### DATA FOR THE TASK
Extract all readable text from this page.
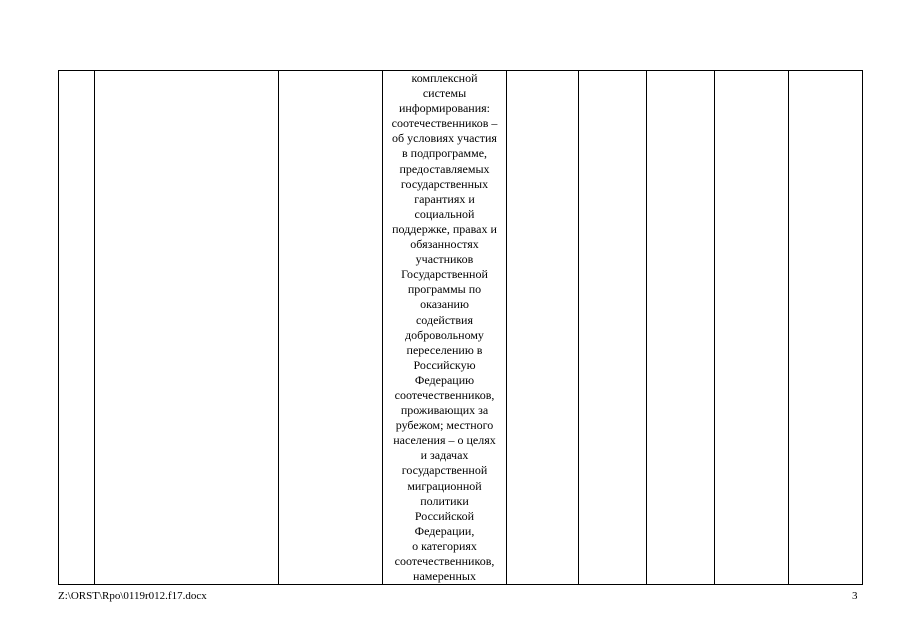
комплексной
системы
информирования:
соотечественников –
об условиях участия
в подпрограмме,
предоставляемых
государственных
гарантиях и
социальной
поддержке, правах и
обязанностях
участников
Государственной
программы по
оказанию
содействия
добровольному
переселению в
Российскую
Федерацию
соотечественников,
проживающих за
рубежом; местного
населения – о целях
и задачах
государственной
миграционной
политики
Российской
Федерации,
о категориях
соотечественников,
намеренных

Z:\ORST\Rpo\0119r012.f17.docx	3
######
### DATA FOR THE TASK
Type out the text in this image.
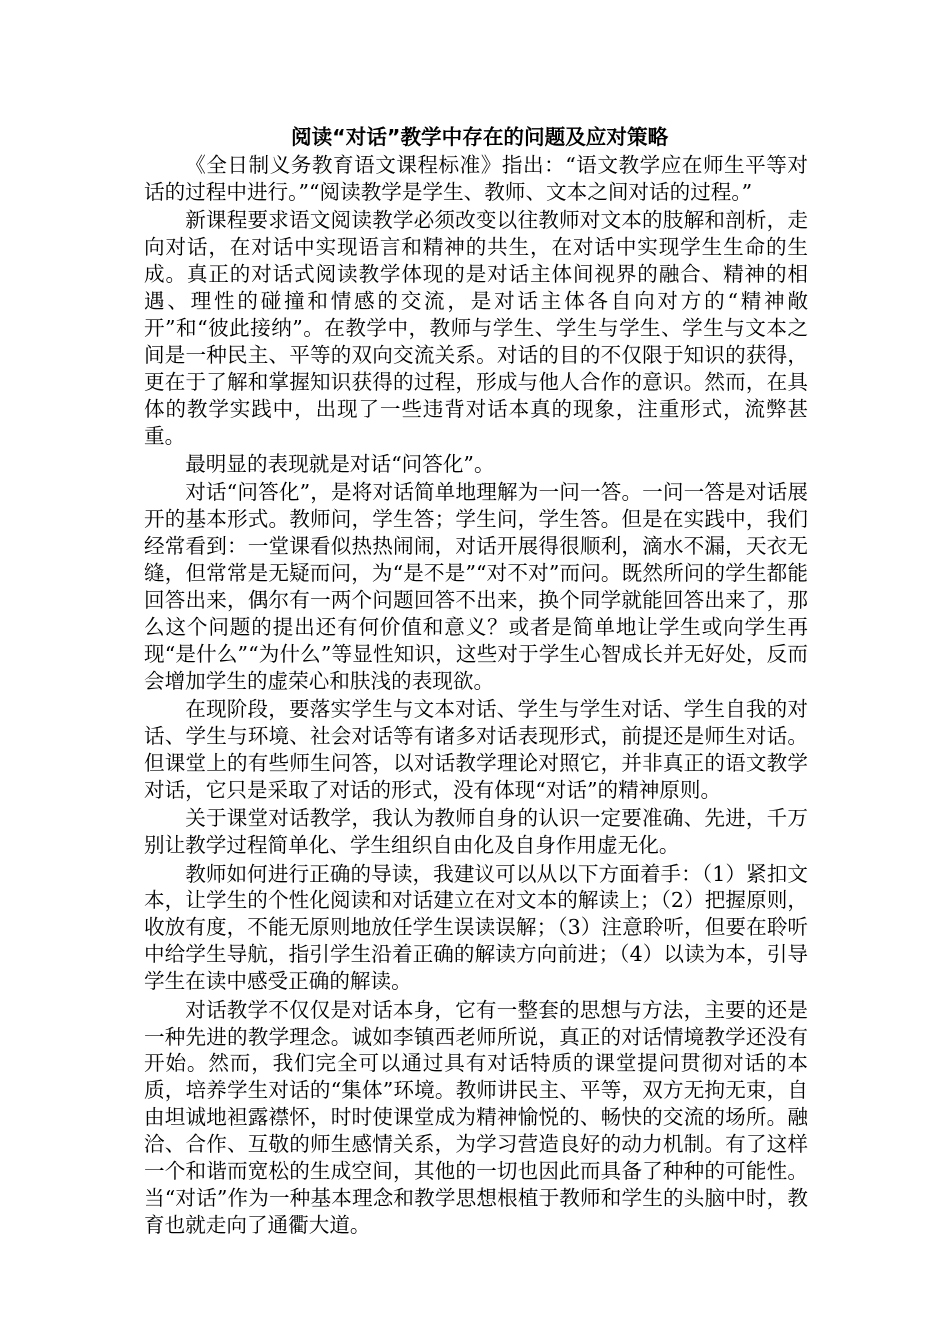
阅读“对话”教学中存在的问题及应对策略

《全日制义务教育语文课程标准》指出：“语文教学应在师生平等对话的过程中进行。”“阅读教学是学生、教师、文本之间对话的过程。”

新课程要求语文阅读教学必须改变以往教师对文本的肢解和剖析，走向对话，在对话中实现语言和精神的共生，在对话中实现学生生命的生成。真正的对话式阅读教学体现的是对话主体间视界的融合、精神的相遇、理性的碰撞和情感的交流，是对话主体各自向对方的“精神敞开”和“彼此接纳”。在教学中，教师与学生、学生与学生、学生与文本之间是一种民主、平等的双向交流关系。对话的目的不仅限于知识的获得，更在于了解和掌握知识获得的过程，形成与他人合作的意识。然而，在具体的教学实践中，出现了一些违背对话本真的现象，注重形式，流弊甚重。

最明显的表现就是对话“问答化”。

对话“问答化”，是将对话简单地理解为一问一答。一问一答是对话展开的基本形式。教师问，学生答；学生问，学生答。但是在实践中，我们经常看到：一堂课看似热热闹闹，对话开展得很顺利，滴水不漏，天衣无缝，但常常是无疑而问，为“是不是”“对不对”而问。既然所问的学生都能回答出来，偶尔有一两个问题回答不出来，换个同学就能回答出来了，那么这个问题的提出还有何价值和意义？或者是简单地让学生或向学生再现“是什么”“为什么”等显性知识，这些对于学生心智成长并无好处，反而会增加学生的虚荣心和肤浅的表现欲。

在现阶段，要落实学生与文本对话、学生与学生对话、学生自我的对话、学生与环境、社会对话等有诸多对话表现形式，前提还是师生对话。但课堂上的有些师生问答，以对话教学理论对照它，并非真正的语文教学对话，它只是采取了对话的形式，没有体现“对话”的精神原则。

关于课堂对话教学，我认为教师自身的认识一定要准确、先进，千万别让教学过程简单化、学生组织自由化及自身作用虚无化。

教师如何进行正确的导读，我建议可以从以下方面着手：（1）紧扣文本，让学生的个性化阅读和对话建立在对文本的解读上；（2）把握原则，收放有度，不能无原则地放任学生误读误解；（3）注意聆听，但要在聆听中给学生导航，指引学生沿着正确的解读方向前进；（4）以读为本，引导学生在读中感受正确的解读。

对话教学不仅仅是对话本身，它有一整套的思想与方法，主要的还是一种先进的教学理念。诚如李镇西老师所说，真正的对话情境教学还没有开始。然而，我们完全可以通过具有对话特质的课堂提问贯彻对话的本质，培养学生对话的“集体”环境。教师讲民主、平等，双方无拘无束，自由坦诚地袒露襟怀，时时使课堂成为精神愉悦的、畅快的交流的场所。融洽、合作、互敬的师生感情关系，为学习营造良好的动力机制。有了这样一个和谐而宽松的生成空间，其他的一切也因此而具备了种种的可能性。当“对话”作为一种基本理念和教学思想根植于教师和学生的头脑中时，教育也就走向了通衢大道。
######
Each line above that includes "this" should be shown.

RESPONSE
Extract all readable text from this page.
Type out the text in this image.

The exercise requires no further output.